=== Information supplied ===
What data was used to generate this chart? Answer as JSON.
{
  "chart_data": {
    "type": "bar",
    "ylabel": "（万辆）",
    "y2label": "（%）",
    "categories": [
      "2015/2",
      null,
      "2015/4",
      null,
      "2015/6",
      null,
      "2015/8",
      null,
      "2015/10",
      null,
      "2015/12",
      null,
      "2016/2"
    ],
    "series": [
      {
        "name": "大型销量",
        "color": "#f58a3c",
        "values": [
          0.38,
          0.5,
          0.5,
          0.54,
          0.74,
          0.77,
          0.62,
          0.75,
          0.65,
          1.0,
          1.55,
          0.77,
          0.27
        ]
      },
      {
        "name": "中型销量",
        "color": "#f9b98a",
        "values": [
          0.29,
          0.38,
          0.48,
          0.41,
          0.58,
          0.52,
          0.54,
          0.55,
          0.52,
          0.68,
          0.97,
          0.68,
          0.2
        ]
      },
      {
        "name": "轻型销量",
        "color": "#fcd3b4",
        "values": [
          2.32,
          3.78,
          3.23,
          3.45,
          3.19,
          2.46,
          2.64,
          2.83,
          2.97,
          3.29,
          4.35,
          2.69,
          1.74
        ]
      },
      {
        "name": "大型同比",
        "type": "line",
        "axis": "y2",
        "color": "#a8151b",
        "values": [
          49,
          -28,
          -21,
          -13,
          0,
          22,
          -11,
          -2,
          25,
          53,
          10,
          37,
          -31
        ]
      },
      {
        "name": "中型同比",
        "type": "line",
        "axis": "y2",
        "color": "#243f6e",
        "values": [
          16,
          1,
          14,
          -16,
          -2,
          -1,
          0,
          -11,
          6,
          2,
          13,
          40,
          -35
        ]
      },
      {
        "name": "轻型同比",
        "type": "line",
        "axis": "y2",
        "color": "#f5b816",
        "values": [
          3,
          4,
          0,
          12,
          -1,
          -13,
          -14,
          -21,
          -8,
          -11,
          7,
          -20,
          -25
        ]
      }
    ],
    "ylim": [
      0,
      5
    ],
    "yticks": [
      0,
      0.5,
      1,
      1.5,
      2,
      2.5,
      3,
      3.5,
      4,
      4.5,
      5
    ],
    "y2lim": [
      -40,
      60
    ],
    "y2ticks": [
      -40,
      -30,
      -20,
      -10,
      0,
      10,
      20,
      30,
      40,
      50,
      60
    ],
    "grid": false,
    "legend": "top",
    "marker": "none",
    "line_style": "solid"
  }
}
===
▶ [Problem details]: Check each line of the material above for "name" and say how many lines contain it, giving the number alone.

▶ [Finished task]: 6